### WRITTEN TASK
Starting at the line that contains "Output the text content of this document.", transcribe every remaining line of the entries exactly, including the last one.

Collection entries
- - - -

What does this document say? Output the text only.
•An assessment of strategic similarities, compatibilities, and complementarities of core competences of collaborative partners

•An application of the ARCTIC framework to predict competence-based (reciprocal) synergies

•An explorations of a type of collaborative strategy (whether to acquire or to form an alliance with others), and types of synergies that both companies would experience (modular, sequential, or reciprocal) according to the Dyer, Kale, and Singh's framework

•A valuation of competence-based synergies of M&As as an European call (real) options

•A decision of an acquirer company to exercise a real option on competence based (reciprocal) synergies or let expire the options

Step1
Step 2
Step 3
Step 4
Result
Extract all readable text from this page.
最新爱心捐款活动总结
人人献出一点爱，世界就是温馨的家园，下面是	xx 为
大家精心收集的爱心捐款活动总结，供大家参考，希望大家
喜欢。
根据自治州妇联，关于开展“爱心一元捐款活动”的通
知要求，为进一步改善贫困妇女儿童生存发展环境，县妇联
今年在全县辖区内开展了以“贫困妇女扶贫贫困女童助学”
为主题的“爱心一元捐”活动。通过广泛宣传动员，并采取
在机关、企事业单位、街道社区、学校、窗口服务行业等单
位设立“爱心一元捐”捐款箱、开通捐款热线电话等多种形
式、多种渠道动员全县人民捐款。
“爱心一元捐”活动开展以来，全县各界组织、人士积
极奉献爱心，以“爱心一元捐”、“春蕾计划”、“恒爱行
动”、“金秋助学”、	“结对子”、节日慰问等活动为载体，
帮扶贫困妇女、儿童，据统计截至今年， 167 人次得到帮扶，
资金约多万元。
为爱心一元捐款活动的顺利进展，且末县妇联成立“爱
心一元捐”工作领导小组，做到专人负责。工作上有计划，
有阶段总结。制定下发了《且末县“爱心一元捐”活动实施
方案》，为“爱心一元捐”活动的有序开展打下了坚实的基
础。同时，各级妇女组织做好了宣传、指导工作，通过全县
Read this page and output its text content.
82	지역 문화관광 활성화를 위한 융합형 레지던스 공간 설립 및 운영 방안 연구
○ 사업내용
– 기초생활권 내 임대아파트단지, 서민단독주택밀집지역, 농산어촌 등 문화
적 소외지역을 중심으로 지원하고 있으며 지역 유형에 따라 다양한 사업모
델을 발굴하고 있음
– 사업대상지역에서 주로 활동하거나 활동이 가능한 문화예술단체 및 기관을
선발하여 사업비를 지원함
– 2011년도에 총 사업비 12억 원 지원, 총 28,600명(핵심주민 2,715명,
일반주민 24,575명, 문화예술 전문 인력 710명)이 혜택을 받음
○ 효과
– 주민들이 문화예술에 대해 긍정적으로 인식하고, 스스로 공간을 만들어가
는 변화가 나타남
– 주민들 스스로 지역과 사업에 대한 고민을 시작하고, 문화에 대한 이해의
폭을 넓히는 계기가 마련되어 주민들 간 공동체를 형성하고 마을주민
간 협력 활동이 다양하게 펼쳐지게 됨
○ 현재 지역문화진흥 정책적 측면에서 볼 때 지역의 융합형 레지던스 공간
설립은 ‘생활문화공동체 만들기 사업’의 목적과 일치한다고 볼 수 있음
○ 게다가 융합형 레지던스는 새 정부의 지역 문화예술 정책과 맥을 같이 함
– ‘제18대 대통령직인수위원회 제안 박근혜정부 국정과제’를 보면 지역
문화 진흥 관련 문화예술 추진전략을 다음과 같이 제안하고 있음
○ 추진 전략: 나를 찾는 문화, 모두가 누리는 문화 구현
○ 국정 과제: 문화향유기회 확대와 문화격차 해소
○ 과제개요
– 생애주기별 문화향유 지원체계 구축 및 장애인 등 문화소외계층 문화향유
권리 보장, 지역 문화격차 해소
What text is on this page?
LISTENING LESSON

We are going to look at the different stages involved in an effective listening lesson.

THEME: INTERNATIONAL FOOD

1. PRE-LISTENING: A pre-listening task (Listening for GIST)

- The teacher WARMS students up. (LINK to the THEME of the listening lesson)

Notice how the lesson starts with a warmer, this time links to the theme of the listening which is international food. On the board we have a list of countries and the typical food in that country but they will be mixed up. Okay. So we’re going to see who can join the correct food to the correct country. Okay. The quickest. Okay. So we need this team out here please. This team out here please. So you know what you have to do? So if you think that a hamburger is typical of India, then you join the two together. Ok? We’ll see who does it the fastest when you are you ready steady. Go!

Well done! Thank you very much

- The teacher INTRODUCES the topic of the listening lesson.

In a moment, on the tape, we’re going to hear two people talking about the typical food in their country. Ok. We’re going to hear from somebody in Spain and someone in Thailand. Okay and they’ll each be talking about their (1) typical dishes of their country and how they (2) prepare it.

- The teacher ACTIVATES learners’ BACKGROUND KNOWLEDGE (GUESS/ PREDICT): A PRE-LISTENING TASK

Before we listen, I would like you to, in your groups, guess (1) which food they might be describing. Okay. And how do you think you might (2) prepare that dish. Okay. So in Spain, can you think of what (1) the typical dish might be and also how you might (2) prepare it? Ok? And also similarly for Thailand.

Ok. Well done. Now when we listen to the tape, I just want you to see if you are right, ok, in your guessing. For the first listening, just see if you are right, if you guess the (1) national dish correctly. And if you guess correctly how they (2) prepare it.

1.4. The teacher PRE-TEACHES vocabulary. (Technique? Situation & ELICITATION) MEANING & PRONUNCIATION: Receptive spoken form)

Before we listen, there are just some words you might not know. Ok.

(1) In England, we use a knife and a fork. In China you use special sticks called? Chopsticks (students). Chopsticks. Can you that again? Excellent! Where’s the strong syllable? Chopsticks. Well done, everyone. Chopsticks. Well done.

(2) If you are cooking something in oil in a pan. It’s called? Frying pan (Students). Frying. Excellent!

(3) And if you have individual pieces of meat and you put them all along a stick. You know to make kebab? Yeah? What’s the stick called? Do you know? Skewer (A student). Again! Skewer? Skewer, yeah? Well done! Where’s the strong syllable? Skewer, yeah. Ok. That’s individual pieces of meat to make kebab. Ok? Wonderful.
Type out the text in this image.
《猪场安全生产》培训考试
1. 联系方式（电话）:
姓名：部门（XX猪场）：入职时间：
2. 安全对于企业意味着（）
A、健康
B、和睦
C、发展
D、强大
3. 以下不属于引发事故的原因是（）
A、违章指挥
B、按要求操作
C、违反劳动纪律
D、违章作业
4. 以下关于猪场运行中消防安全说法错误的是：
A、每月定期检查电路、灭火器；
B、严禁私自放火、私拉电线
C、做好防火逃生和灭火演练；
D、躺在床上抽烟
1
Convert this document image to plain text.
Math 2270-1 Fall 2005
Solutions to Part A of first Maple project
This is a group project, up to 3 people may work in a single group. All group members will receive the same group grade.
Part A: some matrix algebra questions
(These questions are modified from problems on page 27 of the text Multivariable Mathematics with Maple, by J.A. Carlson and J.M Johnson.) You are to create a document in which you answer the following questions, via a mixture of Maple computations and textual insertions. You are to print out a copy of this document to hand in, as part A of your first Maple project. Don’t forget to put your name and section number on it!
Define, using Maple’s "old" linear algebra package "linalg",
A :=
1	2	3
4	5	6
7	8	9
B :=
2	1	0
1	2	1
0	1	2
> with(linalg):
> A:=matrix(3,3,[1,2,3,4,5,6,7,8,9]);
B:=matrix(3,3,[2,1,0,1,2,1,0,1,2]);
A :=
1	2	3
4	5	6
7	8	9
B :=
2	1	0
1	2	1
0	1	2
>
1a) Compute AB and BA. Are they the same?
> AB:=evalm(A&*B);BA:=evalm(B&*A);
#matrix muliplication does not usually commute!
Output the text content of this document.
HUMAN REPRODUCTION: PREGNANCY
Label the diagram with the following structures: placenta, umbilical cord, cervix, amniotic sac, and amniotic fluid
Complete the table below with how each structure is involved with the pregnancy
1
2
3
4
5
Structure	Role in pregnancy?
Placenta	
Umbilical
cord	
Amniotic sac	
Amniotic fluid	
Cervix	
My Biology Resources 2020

- - - -

### OUTPUT OF THE TASK
Output the text content of this document.
HUMAN REPRODUCTION: PREGNANCY
Label the diagram with the following structures: placenta, umbilical cord, cervix, amniotic sac, and amniotic fluid
Complete the table below with how each structure is involved with the pregnancy
1
2
3
4
5
Structure	Role in pregnancy?
Placenta	
Umbilical
cord	
Amniotic sac	
Amniotic fluid	
Cervix	
My Biology Resources 2020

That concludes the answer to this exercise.